## Extracted data entries
------------------------

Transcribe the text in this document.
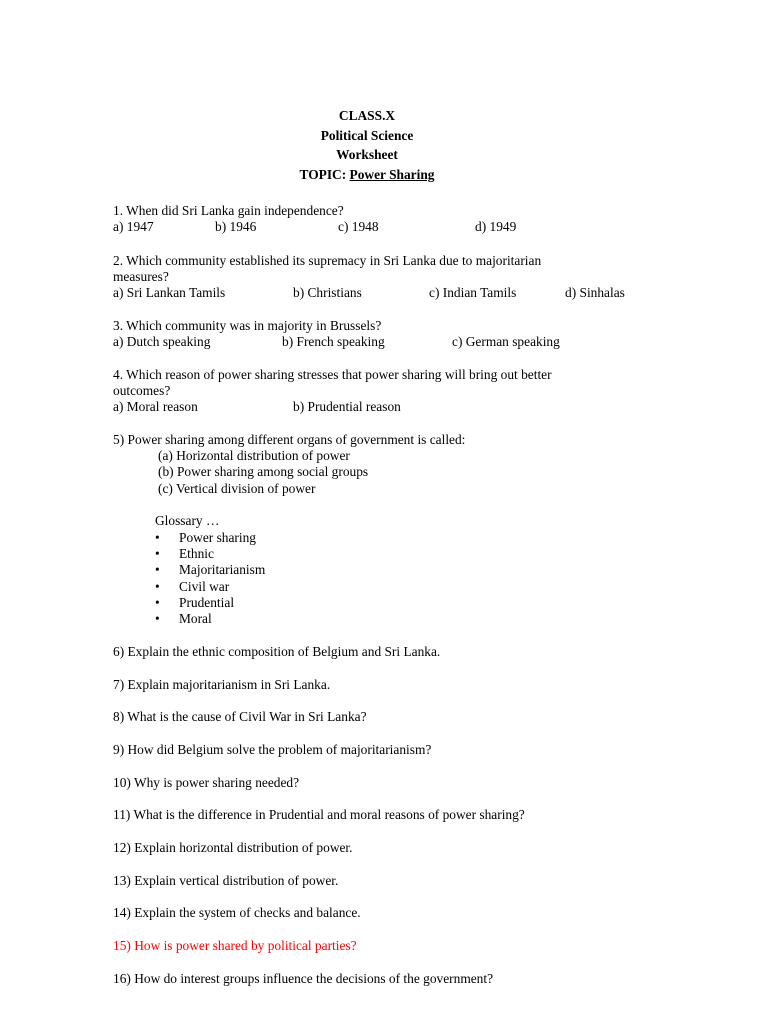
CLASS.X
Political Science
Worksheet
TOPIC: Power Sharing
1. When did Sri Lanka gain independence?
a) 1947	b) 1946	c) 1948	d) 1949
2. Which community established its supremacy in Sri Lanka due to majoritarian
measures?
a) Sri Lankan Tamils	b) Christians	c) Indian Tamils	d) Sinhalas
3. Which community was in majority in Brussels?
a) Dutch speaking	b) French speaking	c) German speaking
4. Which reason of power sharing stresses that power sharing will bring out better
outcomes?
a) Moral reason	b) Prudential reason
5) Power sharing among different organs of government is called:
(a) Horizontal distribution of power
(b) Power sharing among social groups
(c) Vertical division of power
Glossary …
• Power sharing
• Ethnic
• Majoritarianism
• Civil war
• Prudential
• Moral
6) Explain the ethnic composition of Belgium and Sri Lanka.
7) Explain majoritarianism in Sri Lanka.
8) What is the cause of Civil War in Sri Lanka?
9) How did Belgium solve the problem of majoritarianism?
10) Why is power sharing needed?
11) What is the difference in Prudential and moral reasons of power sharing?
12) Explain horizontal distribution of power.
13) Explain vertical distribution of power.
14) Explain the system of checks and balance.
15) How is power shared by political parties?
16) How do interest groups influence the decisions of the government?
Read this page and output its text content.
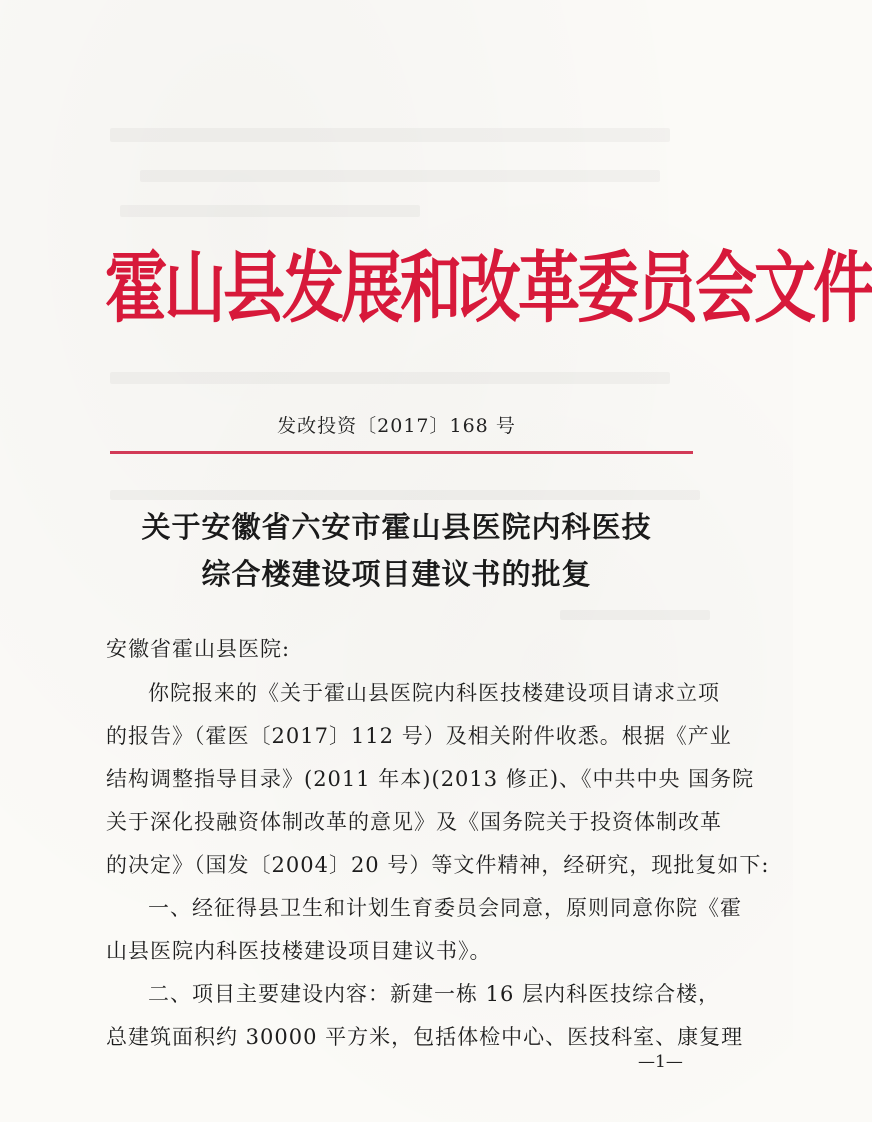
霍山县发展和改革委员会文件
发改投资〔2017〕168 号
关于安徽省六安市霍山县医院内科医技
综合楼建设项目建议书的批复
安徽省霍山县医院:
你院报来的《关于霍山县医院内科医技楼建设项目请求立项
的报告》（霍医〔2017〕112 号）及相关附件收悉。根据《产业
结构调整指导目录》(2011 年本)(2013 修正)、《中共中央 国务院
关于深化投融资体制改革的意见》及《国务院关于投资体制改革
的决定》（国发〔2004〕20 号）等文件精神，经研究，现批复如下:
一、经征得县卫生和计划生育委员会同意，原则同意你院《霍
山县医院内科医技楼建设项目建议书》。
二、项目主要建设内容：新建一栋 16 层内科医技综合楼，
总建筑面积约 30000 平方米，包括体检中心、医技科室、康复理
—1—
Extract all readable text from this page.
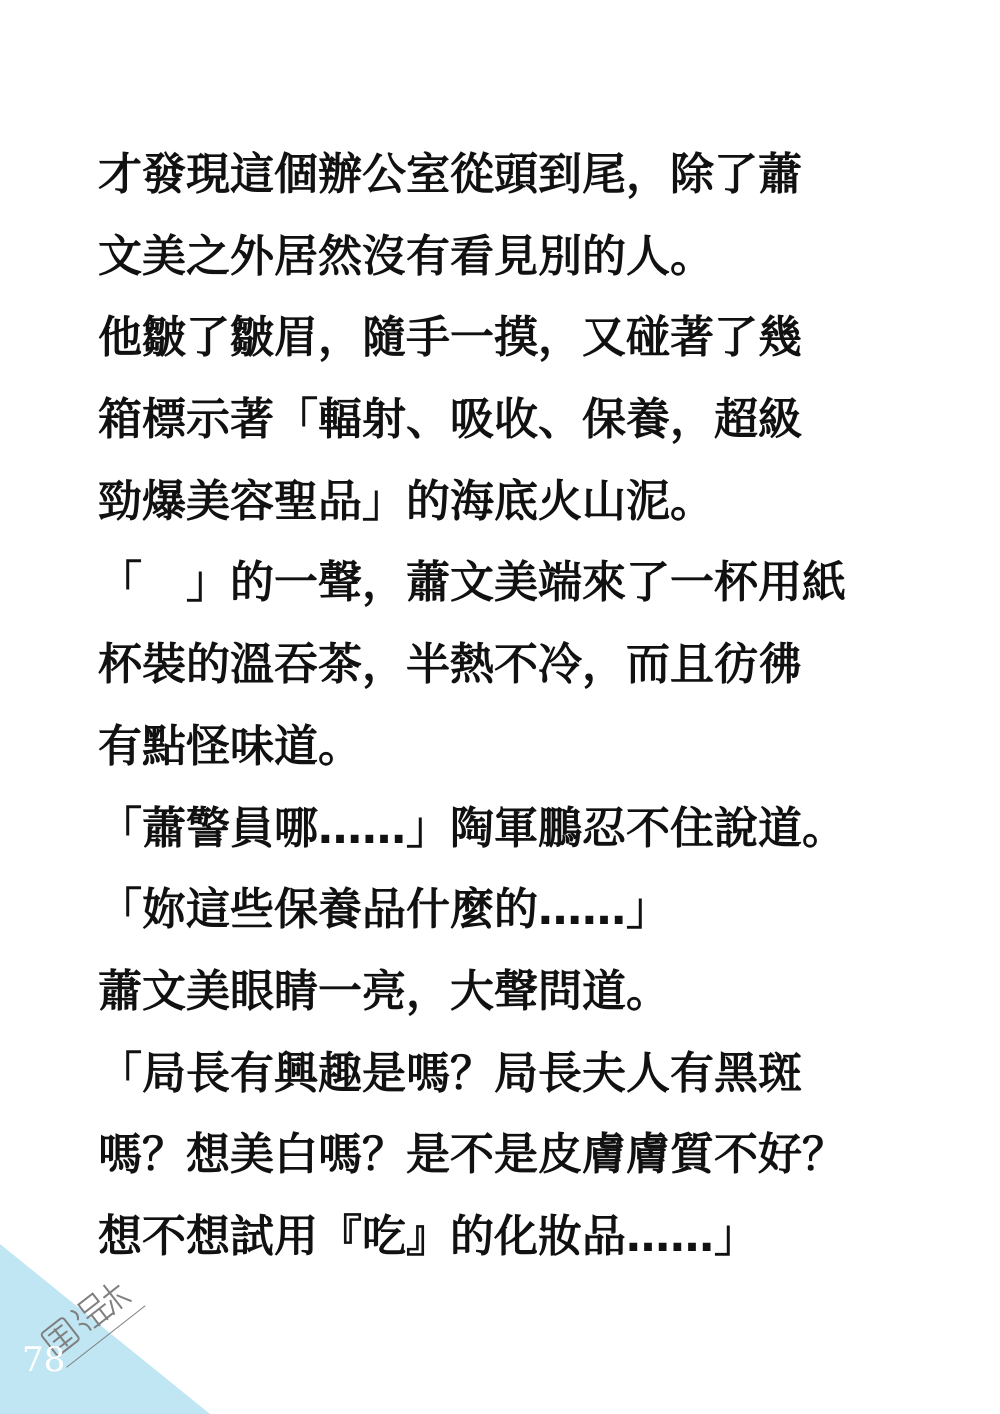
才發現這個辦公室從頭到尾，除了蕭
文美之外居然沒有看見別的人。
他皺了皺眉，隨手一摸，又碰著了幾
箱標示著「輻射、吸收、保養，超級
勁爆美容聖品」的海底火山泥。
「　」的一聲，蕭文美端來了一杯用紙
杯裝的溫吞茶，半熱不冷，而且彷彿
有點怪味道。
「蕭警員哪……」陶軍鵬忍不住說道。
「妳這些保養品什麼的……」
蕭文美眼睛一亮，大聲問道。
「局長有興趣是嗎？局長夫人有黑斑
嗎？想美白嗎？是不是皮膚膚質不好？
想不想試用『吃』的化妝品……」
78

------------------------

## GIVEN REQUEST
Identify lines with the string "What". Copy each one.

## TASK ANSWER
8) What is the cause of Civil War in Sri Lanka?
11) What is the difference in Prudential and moral reasons of power sharing?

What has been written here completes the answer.